[START Raw data]
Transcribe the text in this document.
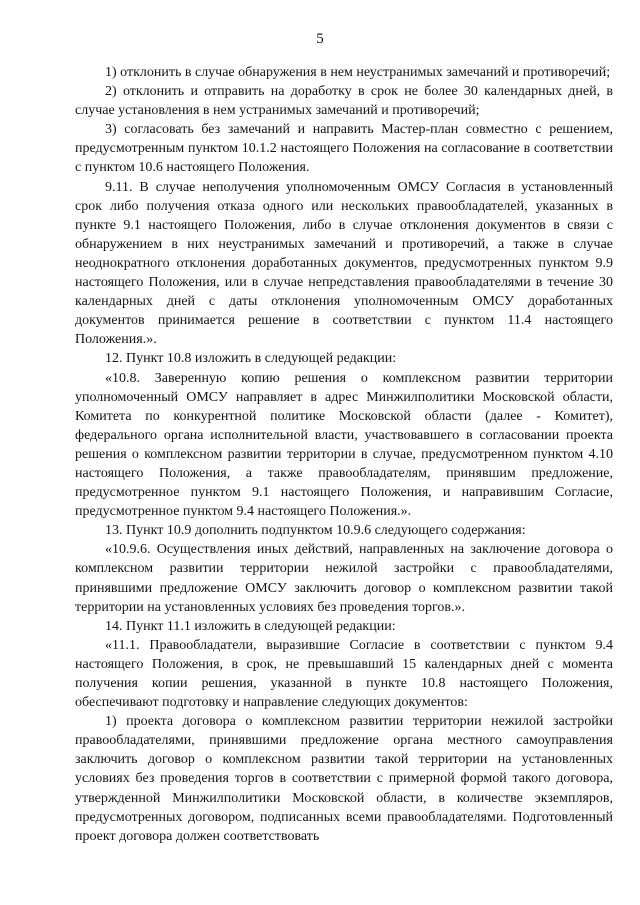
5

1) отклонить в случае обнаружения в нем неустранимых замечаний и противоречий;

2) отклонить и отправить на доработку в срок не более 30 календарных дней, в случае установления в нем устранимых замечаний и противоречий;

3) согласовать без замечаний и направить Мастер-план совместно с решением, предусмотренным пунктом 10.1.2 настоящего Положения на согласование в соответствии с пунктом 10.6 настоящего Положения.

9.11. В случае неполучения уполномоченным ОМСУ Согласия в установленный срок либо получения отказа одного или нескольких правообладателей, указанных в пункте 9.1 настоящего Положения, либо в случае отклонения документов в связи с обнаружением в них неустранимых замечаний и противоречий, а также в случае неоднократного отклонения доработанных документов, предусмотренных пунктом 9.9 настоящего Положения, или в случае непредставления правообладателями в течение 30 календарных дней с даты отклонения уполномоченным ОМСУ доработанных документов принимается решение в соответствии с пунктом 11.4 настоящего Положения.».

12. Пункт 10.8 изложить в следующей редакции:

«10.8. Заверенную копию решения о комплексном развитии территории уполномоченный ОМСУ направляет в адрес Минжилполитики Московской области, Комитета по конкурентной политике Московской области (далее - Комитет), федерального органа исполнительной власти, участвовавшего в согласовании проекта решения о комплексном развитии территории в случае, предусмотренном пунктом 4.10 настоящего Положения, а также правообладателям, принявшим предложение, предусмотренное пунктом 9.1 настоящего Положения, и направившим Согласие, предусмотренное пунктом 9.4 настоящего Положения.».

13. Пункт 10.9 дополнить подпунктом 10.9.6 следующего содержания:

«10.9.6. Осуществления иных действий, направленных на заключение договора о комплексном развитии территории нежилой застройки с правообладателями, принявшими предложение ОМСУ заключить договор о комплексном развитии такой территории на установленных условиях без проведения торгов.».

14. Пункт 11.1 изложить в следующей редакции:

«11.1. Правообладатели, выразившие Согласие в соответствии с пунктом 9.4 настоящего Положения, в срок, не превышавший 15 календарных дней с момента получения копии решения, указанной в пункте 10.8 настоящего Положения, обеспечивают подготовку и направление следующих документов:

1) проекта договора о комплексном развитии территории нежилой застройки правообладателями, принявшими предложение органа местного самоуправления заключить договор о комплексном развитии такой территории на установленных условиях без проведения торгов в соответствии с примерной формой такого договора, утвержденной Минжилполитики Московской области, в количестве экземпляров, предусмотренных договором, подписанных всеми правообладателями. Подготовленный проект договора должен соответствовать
[END Raw data]
Read the data above. Pull out each line in which the string "пункте" appears.

9.11. В случае неполучения уполномоченным ОМСУ Согласия в установленный срок либо получения отказа одного или нескольких правообладателей, указанных в пункте 9.1 настоящего Положения, либо в случае отклонения документов в связи с обнаружением в них неустранимых замечаний и противоречий, а также в случае неоднократного отклонения доработанных документов, предусмотренных пунктом 9.9 настоящего Положения, или в случае непредставления правообладателями в течение 30 календарных дней с даты отклонения уполномоченным ОМСУ доработанных документов принимается решение в соответствии с пунктом 11.4 настоящего Положения.».
«11.1. Правообладатели, выразившие Согласие в соответствии с пунктом 9.4 настоящего Положения, в срок, не превышавший 15 календарных дней с момента получения копии решения, указанной в пункте 10.8 настоящего Положения, обеспечивают подготовку и направление следующих документов:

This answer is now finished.